→ Your objective
Pull out every line below containing the word "Google".
# # # #
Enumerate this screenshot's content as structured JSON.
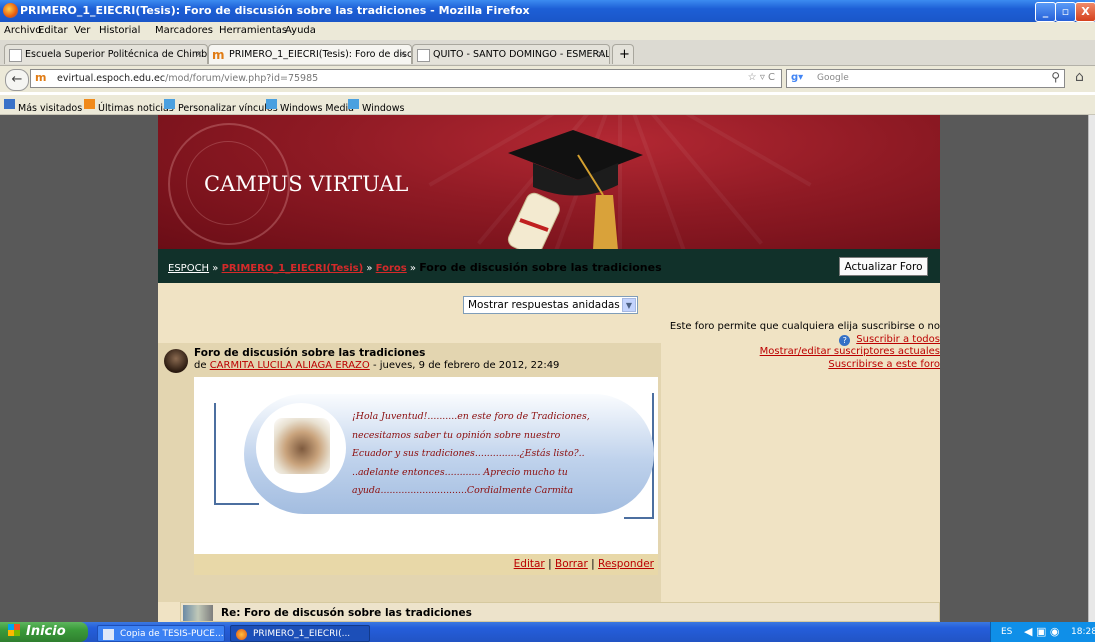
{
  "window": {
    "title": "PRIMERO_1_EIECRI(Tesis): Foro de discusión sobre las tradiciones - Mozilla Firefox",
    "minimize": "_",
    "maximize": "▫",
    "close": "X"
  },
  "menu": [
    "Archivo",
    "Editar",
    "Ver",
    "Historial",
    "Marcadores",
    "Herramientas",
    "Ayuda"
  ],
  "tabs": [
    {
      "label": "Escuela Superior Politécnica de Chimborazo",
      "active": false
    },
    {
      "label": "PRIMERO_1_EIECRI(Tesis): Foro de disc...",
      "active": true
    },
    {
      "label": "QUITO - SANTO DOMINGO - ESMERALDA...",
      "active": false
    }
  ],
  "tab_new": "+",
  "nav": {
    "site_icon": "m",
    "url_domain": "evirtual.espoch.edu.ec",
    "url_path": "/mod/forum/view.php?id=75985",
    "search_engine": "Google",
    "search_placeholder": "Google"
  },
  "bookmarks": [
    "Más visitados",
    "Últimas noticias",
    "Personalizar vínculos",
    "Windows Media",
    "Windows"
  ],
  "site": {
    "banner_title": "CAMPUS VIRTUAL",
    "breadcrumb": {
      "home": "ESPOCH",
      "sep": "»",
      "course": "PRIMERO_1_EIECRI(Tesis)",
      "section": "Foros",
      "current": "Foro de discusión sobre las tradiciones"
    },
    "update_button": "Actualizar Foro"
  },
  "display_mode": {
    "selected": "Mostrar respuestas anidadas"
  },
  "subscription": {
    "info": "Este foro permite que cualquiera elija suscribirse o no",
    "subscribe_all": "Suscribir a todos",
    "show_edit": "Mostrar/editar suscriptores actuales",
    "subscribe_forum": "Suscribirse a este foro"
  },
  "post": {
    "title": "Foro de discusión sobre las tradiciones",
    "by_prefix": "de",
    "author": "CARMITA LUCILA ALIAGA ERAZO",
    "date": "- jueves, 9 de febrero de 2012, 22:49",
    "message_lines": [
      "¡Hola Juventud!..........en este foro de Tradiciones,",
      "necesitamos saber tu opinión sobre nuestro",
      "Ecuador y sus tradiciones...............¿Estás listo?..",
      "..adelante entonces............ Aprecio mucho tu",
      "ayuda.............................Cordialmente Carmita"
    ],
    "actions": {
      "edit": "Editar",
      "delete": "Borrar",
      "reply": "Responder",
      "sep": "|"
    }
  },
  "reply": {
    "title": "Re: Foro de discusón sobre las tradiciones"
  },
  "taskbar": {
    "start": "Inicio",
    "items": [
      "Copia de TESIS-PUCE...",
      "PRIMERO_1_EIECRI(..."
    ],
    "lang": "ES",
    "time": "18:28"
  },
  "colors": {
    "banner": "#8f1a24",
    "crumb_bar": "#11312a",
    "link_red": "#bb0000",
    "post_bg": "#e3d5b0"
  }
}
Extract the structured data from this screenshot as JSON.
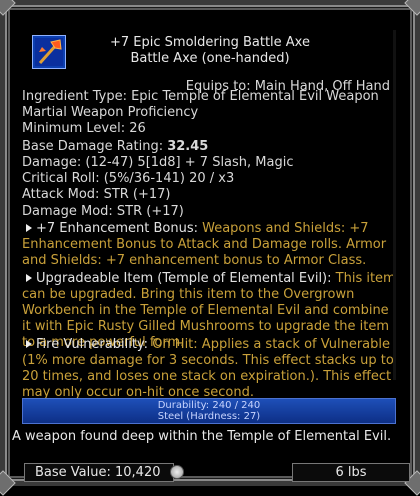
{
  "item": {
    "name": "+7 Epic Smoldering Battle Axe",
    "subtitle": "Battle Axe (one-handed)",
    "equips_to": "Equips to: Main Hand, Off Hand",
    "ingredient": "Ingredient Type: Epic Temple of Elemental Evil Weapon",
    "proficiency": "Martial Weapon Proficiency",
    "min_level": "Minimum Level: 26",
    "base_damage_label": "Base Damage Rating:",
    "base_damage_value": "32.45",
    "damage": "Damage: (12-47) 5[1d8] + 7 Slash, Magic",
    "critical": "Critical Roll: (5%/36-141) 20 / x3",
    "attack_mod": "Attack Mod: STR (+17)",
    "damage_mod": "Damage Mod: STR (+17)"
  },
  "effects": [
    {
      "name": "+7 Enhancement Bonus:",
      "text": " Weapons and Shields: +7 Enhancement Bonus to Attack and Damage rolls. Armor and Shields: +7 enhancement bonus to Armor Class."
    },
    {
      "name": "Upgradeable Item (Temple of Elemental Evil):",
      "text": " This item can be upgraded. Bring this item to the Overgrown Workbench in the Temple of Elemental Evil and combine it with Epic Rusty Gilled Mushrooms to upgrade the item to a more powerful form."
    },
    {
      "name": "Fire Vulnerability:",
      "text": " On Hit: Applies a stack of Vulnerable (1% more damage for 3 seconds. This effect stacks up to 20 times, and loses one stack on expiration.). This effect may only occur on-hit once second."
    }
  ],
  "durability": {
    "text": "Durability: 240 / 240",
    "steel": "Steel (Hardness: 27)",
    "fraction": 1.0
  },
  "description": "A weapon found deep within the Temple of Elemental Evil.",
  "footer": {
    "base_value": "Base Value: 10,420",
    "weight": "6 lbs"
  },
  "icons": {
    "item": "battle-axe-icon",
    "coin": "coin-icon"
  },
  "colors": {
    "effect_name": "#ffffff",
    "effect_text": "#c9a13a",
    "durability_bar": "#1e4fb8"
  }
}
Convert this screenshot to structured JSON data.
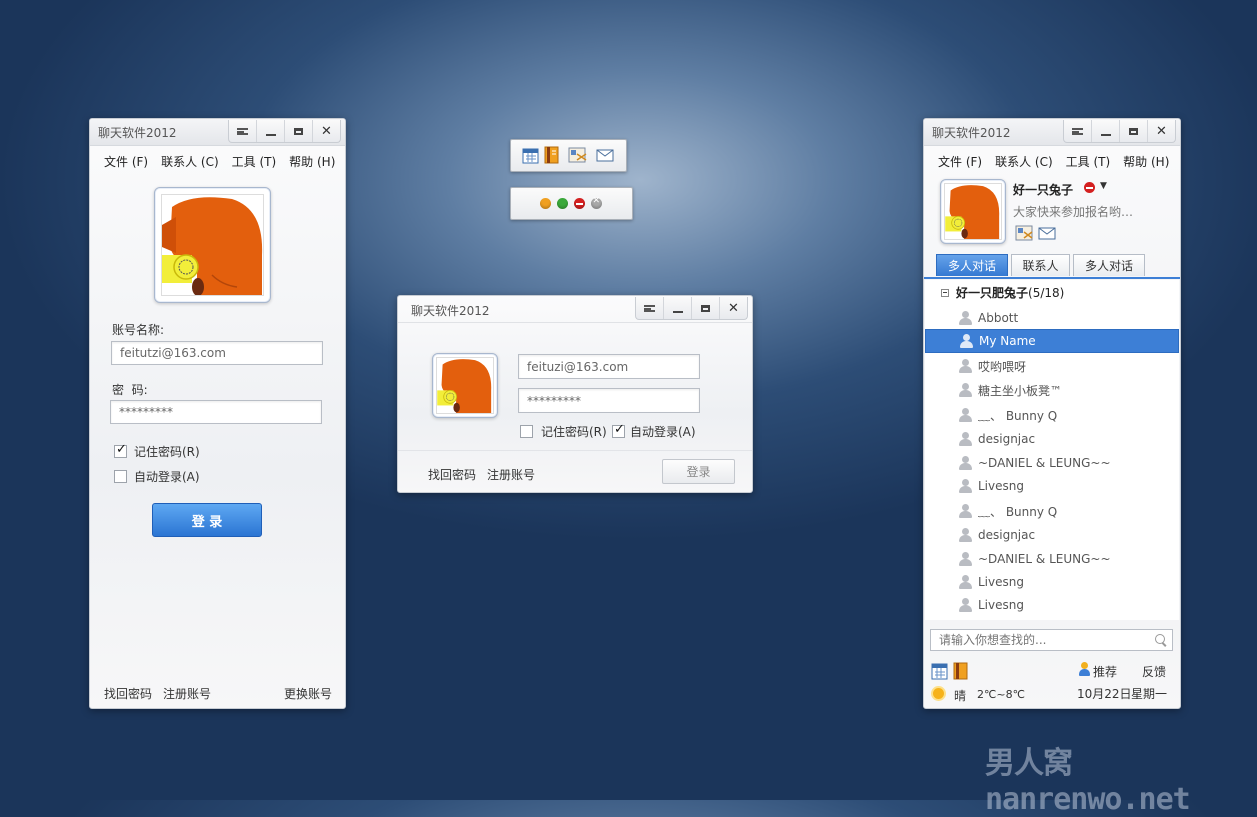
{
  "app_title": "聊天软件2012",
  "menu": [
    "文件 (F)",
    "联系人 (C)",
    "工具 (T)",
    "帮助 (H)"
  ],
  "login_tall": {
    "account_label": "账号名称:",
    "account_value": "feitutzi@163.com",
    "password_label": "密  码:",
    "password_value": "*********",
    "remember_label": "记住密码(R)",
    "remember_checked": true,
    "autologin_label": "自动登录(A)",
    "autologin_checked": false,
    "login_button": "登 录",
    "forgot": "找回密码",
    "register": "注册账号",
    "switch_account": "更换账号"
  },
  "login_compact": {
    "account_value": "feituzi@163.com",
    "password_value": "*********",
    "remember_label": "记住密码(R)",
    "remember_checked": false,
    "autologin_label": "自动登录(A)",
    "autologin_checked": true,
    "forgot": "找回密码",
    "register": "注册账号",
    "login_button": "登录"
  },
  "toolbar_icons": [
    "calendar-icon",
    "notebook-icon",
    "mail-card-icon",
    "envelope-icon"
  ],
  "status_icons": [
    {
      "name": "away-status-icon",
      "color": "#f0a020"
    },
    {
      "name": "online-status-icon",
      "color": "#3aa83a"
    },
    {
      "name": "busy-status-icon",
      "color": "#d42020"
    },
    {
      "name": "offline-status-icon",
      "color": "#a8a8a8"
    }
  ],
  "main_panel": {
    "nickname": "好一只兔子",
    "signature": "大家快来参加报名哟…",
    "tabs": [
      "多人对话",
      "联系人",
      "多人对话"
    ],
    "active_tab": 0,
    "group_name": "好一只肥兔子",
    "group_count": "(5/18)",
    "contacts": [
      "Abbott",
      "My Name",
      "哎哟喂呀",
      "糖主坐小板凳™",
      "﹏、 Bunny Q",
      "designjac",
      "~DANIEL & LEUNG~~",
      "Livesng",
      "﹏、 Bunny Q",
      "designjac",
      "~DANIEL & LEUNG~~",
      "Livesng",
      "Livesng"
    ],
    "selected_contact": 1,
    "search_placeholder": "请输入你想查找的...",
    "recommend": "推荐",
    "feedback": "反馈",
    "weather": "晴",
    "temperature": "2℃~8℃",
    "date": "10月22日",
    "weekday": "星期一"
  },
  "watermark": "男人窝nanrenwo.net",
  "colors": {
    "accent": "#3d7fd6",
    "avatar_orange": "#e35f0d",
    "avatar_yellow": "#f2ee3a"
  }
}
# # # #
→ Complete answer
    "search_engine": "Google",
    "search_placeholder": "Google"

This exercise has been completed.